The exercise:
Copy out all the entries word for word.

Part of a data file
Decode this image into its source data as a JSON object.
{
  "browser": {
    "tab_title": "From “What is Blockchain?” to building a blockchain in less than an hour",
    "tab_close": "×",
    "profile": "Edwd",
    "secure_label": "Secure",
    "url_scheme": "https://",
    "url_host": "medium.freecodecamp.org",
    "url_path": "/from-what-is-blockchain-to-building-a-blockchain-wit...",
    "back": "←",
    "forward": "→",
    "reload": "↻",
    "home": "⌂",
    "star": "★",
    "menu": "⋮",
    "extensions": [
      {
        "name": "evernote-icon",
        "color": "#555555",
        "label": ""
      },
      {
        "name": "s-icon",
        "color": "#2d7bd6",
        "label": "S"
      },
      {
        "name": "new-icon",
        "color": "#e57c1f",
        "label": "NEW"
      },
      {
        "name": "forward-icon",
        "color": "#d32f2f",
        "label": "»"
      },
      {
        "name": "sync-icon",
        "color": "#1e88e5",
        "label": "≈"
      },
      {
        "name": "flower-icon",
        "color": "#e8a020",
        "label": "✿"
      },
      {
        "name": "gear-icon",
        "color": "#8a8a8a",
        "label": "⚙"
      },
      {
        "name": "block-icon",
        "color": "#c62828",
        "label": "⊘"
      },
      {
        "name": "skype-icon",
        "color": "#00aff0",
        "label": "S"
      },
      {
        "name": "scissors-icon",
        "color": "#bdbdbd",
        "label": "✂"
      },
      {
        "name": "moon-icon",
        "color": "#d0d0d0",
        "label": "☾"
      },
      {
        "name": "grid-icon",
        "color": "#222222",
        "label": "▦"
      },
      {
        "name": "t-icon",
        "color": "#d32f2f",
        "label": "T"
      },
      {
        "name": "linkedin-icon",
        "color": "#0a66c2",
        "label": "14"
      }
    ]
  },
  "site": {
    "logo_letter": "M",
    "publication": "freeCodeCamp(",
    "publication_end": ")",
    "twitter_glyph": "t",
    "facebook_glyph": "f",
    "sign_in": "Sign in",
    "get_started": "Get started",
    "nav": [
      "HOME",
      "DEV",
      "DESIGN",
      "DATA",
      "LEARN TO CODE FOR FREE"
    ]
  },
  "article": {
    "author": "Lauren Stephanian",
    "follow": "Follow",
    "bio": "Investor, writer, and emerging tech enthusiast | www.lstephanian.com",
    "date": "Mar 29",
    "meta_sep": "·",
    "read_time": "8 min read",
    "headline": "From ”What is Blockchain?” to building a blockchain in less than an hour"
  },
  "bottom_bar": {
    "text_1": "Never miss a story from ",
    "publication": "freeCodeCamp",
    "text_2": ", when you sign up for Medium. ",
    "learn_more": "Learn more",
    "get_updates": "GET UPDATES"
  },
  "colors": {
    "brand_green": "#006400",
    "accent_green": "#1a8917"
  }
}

Written solution:
Decode this image into its source data as a JSON object.
{
  "browser": {
    "tab_title": "From “What is Blockchain?” to building a blockchain in less than an hour",
    "tab_close": "×",
    "profile": "Edwd",
    "secure_label": "Secure",
    "url_scheme": "https://",
    "url_host": "medium.freecodecamp.org",
    "url_path": "/from-what-is-blockchain-to-building-a-blockchain-wit...",
    "back": "←",
    "forward": "→",
    "reload": "↻",
    "home": "⌂",
    "star": "★",
    "menu": "⋮",
    "extensions": [
      {
        "name": "evernote-icon",
        "color": "#555555",
        "label": ""
      },
      {
        "name": "s-icon",
        "color": "#2d7bd6",
        "label": "S"
      },
      {
        "name": "new-icon",
        "color": "#e57c1f",
        "label": "NEW"
      },
      {
        "name": "forward-icon",
        "color": "#d32f2f",
        "label": "»"
      },
      {
        "name": "sync-icon",
        "color": "#1e88e5",
        "label": "≈"
      },
      {
        "name": "flower-icon",
        "color": "#e8a020",
        "label": "✿"
      },
      {
        "name": "gear-icon",
        "color": "#8a8a8a",
        "label": "⚙"
      },
      {
        "name": "block-icon",
        "color": "#c62828",
        "label": "⊘"
      },
      {
        "name": "skype-icon",
        "color": "#00aff0",
        "label": "S"
      },
      {
        "name": "scissors-icon",
        "color": "#bdbdbd",
        "label": "✂"
      },
      {
        "name": "moon-icon",
        "color": "#d0d0d0",
        "label": "☾"
      },
      {
        "name": "grid-icon",
        "color": "#222222",
        "label": "▦"
      },
      {
        "name": "t-icon",
        "color": "#d32f2f",
        "label": "T"
      },
      {
        "name": "linkedin-icon",
        "color": "#0a66c2",
        "label": "14"
      }
    ]
  },
  "site": {
    "logo_letter": "M",
    "publication": "freeCodeCamp(",
    "publication_end": ")",
    "twitter_glyph": "t",
    "facebook_glyph": "f",
    "sign_in": "Sign in",
    "get_started": "Get started",
    "nav": [
      "HOME",
      "DEV",
      "DESIGN",
      "DATA",
      "LEARN TO CODE FOR FREE"
    ]
  },
  "article": {
    "author": "Lauren Stephanian",
    "follow": "Follow",
    "bio": "Investor, writer, and emerging tech enthusiast | www.lstephanian.com",
    "date": "Mar 29",
    "meta_sep": "·",
    "read_time": "8 min read",
    "headline": "From ”What is Blockchain?” to building a blockchain in less than an hour"
  },
  "bottom_bar": {
    "text_1": "Never miss a story from ",
    "publication": "freeCodeCamp",
    "text_2": ", when you sign up for Medium. ",
    "learn_more": "Learn more",
    "get_updates": "GET UPDATES"
  },
  "colors": {
    "brand_green": "#006400",
    "accent_green": "#1a8917"
  }
}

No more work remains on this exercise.